Objective: Repeat each record exactly as written, and drop any images.

Data shown:
# # # #
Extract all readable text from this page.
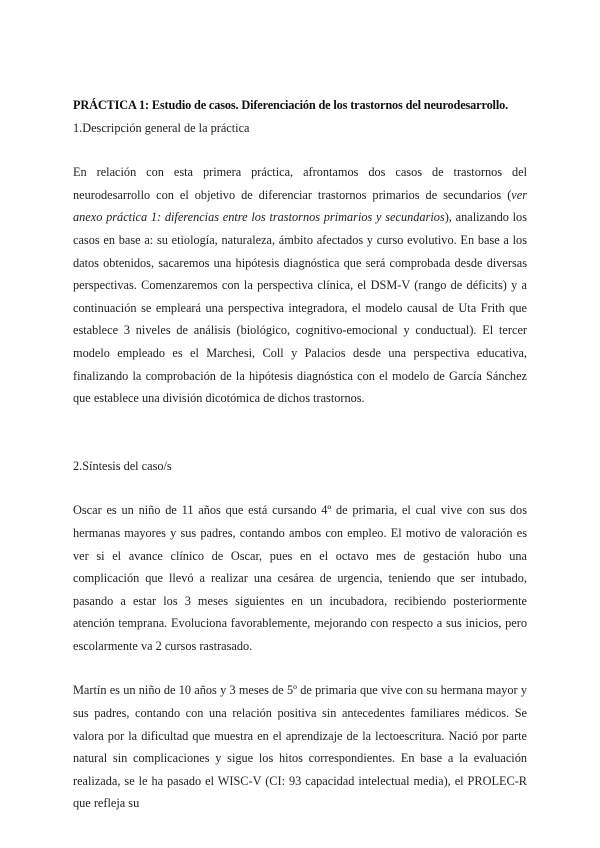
PRÁCTICA 1: Estudio de casos. Diferenciación de los trastornos del neurodesarrollo.
1.Descripción general de la práctica

En relación con esta primera práctica, afrontamos dos casos de trastornos del neurodesarrollo con el objetivo de diferenciar trastornos primarios de secundarios (ver anexo práctica 1: diferencias entre los trastornos primarios y secundarios), analizando los casos en base a: su etiología, naturaleza, ámbito afectados y curso evolutivo. En base a los datos obtenidos, sacaremos una hipótesis diagnóstica que será comprobada desde diversas perspectivas. Comenzaremos con la perspectiva clínica, el DSM-V (rango de déficits) y a continuación se empleará una perspectiva integradora, el modelo causal de Uta Frith que establece 3 niveles de análisis (biológico, cognitivo-emocional y conductual). El tercer modelo empleado es el Marchesi, Coll y Palacios desde una perspectiva educativa, finalizando la comprobación de la hipótesis diagnóstica con el modelo de García Sánchez que establece una división dicotómica de dichos trastornos.

2.Síntesis del caso/s

Oscar es un niño de 11 años que está cursando 4º de primaria, el cual vive con sus dos hermanas mayores y sus padres, contando ambos con empleo. El motivo de valoración es ver si el avance clínico de Oscar, pues en el octavo mes de gestación hubo una complicación que llevó a realizar una cesárea de urgencia, teniendo que ser intubado, pasando a estar los 3 meses siguientes en un incubadora, recibiendo posteriormente atención temprana. Evoluciona favorablemente, mejorando con respecto a sus inicios, pero escolarmente va 2 cursos rastrasado.

Martín es un niño de 10 años y 3 meses de 5º de primaria que vive con su hermana mayor y sus padres, contando con una relación positiva sin antecedentes familiares médicos. Se valora por la dificultad que muestra en el aprendizaje de la lectoescritura. Nació por parte natural sin complicaciones y sigue los hitos correspondientes. En base a la evaluación realizada, se le ha pasado el WISC-V (CI: 93 capacidad intelectual media), el PROLEC-R que refleja su
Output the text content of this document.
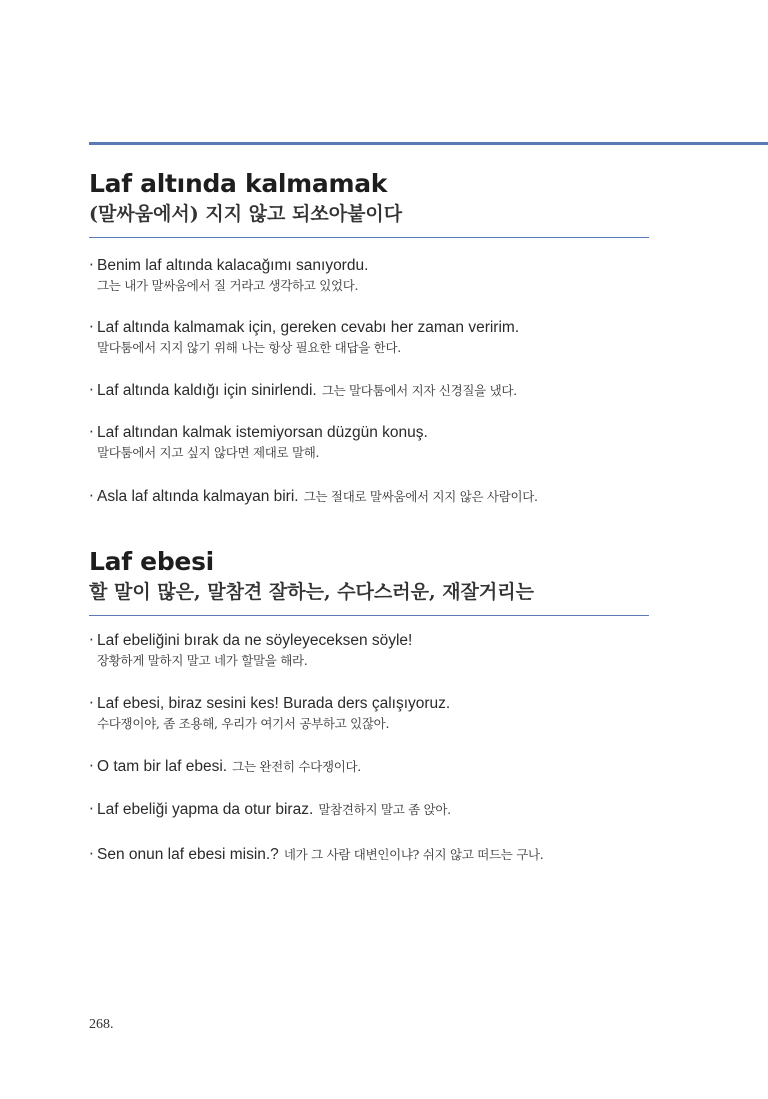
Laf altında kalmamak
(말싸움에서) 지지 않고 되쏘아붙이다
· Benim laf altında kalacağımı sanıyordu.
그는 내가 말싸움에서 질 거라고 생각하고 있었다.
· Laf altında kalmamak için, gereken cevabı her zaman veririm.
말다툼에서 지지 않기 위해 나는 항상 필요한 대답을 한다.
· Laf altında kaldığı için sinirlendi. 그는 말다툼에서 지자 신경질을 냈다.
· Laf altından kalmak istemiyorsan düzgün konuş.
말다툼에서 지고 싶지 않다면 제대로 말해.
· Asla laf altında kalmayan biri. 그는 절대로 말싸움에서 지지 않은 사람이다.
Laf ebesi
할 말이 많은, 말참견 잘하는, 수다스러운, 재잘거리는
· Laf ebeliğini bırak da ne söyleyeceksen söyle!
장황하게 말하지 말고 네가 할말을 해라.
· Laf ebesi, biraz sesini kes! Burada ders çalışıyoruz.
수다쟁이야, 좀 조용해, 우리가 여기서 공부하고 있잖아.
· O tam bir laf ebesi. 그는 완전히 수다쟁이다.
· Laf ebeliği yapma da otur biraz. 말참견하지 말고 좀 앉아.
· Sen onun laf ebesi misin.? 네가 그 사람 대변인이냐? 쉬지 않고 떠드는 구나.
268.
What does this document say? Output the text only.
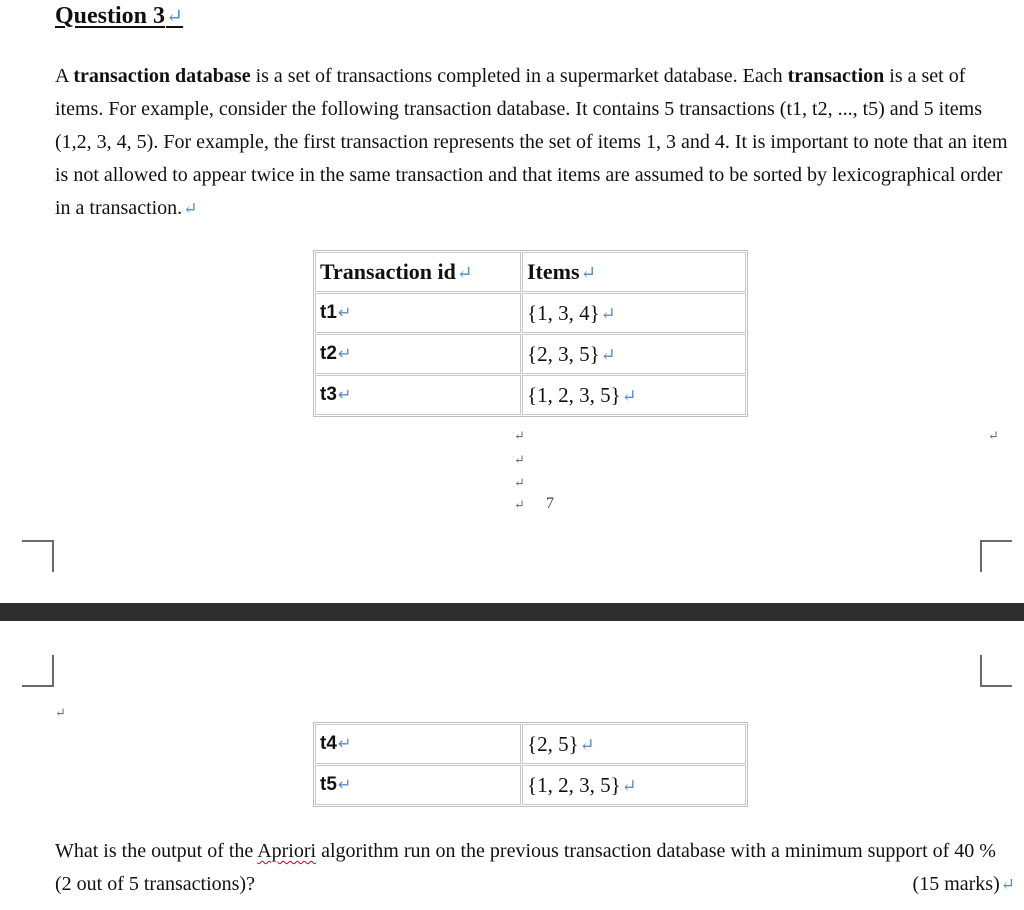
Question 3↵
A transaction database is a set of transactions completed in a supermarket database. Each transaction is a set of items. For example, consider the following transaction database. It contains 5 transactions (t1, t2, ..., t5) and 5 items (1,2, 3, 4, 5). For example, the first transaction represents the set of items 1, 3 and 4. It is important to note that an item is not allowed to appear twice in the same transaction and that items are assumed to be sorted by lexicographical order in a transaction.↵
Transaction id↵	Items↵
t1↵	{1, 3, 4}↵
t2↵	{2, 3, 5}↵
t3↵	{1, 2, 3, 5}↵
↵
↵
↵
↵
↵
↵
7
t4↵	{2, 5}↵
t5↵	{1, 2, 3, 5}↵
What is the output of the Apriori algorithm run on the previous transaction database with a minimum support of 40 % (2 out of 5 transactions)?	(15 marks)↵
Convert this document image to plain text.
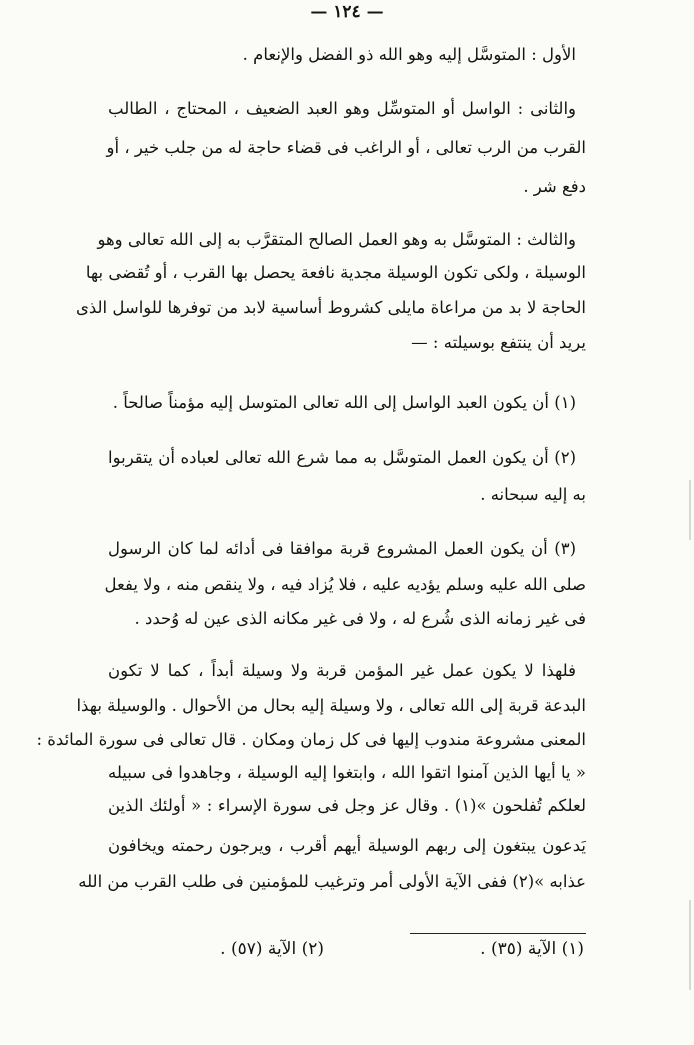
— ١٢٤ —
الأول : المتوسَّل إليه وهو الله ذو الفضل والإنعام .
والثانى : الواسل أو المتوسِّل وهو العبد الضعيف ، المحتاج ، الطالب
القرب من الرب تعالى ، أو الراغب فى قضاء حاجة له من جلب خير ، أو
دفع شر .
والثالث : المتوسَّل به وهو العمل الصالح المتقرَّب به إلى الله تعالى وهو
الوسيلة ، ولكى تكون الوسيلة مجدية نافعة يحصل بها القرب ، أو تُقضى بها
الحاجة لا بد من مراعاة مايلى كشروط أساسية لابد من توفرها للواسل الذى
يريد أن ينتفع بوسيلته : —
(١) أن يكون العبد الواسل إلى الله تعالى المتوسل إليه مؤمناً صالحاً .
(٢) أن يكون العمل المتوسَّل به مما شرع الله تعالى لعباده أن يتقربوا
به إليه سبحانه .
(٣) أن يكون العمل المشروع قربة موافقا فى أدائه لما كان الرسول
صلى الله عليه وسلم يؤديه عليه ، فلا يُزاد فيه ، ولا ينقص منه ، ولا يفعل
فى غير زمانه الذى شُرع له ، ولا فى غير مكانه الذى عين له وُحدد .
فلهذا لا يكون عمل غير المؤمن قربة ولا وسيلة أبداً ، كما لا تكون
البدعة قربة إلى الله تعالى ، ولا وسيلة إليه بحال من الأحوال . والوسيلة بهذا
المعنى مشروعة مندوب إليها فى كل زمان ومكان . قال تعالى فى سورة المائدة :
« يا أيها الذين آمنوا اتقوا الله ، وابتغوا إليه الوسيلة ، وجاهدوا فى سبيله
لعلكم تُفلحون »(١) . وقال عز وجل فى سورة الإسراء : « أولئك الذين
يَدعون يبتغون إلى ربهم الوسيلة أيهم أقرب ، ويرجون رحمته ويخافون
عذابه »(٢) ففى الآية الأولى أمر وترغيب للمؤمنين فى طلب القرب من الله
(١) الآية (٣٥) .
(٢) الآية (٥٧) .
# # # #
Written answer:
Extract all readable text from this page.
PRÁCTICA 1: Estudio de casos. Diferenciación de los trastornos del neurodesarrollo.
1.Descripción general de la práctica

En relación con esta primera práctica, afrontamos dos casos de trastornos del neurodesarrollo con el objetivo de diferenciar trastornos primarios de secundarios (ver anexo práctica 1: diferencias entre los trastornos primarios y secundarios), analizando los casos en base a: su etiología, naturaleza, ámbito afectados y curso evolutivo. En base a los datos obtenidos, sacaremos una hipótesis diagnóstica que será comprobada desde diversas perspectivas. Comenzaremos con la perspectiva clínica, el DSM-V (rango de déficits) y a continuación se empleará una perspectiva integradora, el modelo causal de Uta Frith que establece 3 niveles de análisis (biológico, cognitivo-emocional y conductual). El tercer modelo empleado es el Marchesi, Coll y Palacios desde una perspectiva educativa, finalizando la comprobación de la hipótesis diagnóstica con el modelo de García Sánchez que establece una división dicotómica de dichos trastornos.

2.Síntesis del caso/s

Oscar es un niño de 11 años que está cursando 4º de primaria, el cual vive con sus dos hermanas mayores y sus padres, contando ambos con empleo. El motivo de valoración es ver si el avance clínico de Oscar, pues en el octavo mes de gestación hubo una complicación que llevó a realizar una cesárea de urgencia, teniendo que ser intubado, pasando a estar los 3 meses siguientes en un incubadora, recibiendo posteriormente atención temprana. Evoluciona favorablemente, mejorando con respecto a sus inicios, pero escolarmente va 2 cursos rastrasado.

Martín es un niño de 10 años y 3 meses de 5º de primaria que vive con su hermana mayor y sus padres, contando con una relación positiva sin antecedentes familiares médicos. Se valora por la dificultad que muestra en el aprendizaje de la lectoescritura. Nació por parte natural sin complicaciones y sigue los hitos correspondientes. En base a la evaluación realizada, se le ha pasado el WISC-V (CI: 93 capacidad intelectual media), el PROLEC-R que refleja su
Output the text content of this document.
Laf altında kalmamak
(말싸움에서) 지지 않고 되쏘아붙이다
· Benim laf altında kalacağımı sanıyordu.
그는 내가 말싸움에서 질 거라고 생각하고 있었다.
· Laf altında kalmamak için, gereken cevabı her zaman veririm.
말다툼에서 지지 않기 위해 나는 항상 필요한 대답을 한다.
· Laf altında kaldığı için sinirlendi. 그는 말다툼에서 지자 신경질을 냈다.
· Laf altından kalmak istemiyorsan düzgün konuş.
말다툼에서 지고 싶지 않다면 제대로 말해.
· Asla laf altında kalmayan biri. 그는 절대로 말싸움에서 지지 않은 사람이다.
Laf ebesi
할 말이 많은, 말참견 잘하는, 수다스러운, 재잘거리는
· Laf ebeliğini bırak da ne söyleyeceksen söyle!
장황하게 말하지 말고 네가 할말을 해라.
· Laf ebesi, biraz sesini kes! Burada ders çalışıyoruz.
수다쟁이야, 좀 조용해, 우리가 여기서 공부하고 있잖아.
· O tam bir laf ebesi. 그는 완전히 수다쟁이다.
· Laf ebeliği yapma da otur biraz. 말참견하지 말고 좀 앉아.
· Sen onun laf ebesi misin.? 네가 그 사람 대변인이냐? 쉬지 않고 떠드는 구나.
268.
What does this document say? Output the text only.
Question 3↵
A transaction database is a set of transactions completed in a supermarket database. Each transaction is a set of items. For example, consider the following transaction database. It contains 5 transactions (t1, t2, ..., t5) and 5 items (1,2, 3, 4, 5). For example, the first transaction represents the set of items 1, 3 and 4. It is important to note that an item is not allowed to appear twice in the same transaction and that items are assumed to be sorted by lexicographical order in a transaction.↵
Transaction id↵	Items↵
t1↵	{1, 3, 4}↵
t2↵	{2, 3, 5}↵
t3↵	{1, 2, 3, 5}↵
↵
↵
↵
↵
↵
↵
7
t4↵	{2, 5}↵
t5↵	{1, 2, 3, 5}↵
What is the output of the Apriori algorithm run on the previous transaction database with a minimum support of 40 % (2 out of 5 transactions)?	(15 marks)↵
Convert this document image to plain text.
— ١٢٤ —
الأول : المتوسَّل إليه وهو الله ذو الفضل والإنعام .
والثانى : الواسل أو المتوسِّل وهو العبد الضعيف ، المحتاج ، الطالب
القرب من الرب تعالى ، أو الراغب فى قضاء حاجة له من جلب خير ، أو
دفع شر .
والثالث : المتوسَّل به وهو العمل الصالح المتقرَّب به إلى الله تعالى وهو
الوسيلة ، ولكى تكون الوسيلة مجدية نافعة يحصل بها القرب ، أو تُقضى بها
الحاجة لا بد من مراعاة مايلى كشروط أساسية لابد من توفرها للواسل الذى
يريد أن ينتفع بوسيلته : —
(١) أن يكون العبد الواسل إلى الله تعالى المتوسل إليه مؤمناً صالحاً .
(٢) أن يكون العمل المتوسَّل به مما شرع الله تعالى لعباده أن يتقربوا
به إليه سبحانه .
(٣) أن يكون العمل المشروع قربة موافقا فى أدائه لما كان الرسول
صلى الله عليه وسلم يؤديه عليه ، فلا يُزاد فيه ، ولا ينقص منه ، ولا يفعل
فى غير زمانه الذى شُرع له ، ولا فى غير مكانه الذى عين له وُحدد .
فلهذا لا يكون عمل غير المؤمن قربة ولا وسيلة أبداً ، كما لا تكون
البدعة قربة إلى الله تعالى ، ولا وسيلة إليه بحال من الأحوال . والوسيلة بهذا
المعنى مشروعة مندوب إليها فى كل زمان ومكان . قال تعالى فى سورة المائدة :
« يا أيها الذين آمنوا اتقوا الله ، وابتغوا إليه الوسيلة ، وجاهدوا فى سبيله
لعلكم تُفلحون »(١) . وقال عز وجل فى سورة الإسراء : « أولئك الذين
يَدعون يبتغون إلى ربهم الوسيلة أيهم أقرب ، ويرجون رحمته ويخافون
عذابه »(٢) ففى الآية الأولى أمر وترغيب للمؤمنين فى طلب القرب من الله
(١) الآية (٣٥) .
(٢) الآية (٥٧) .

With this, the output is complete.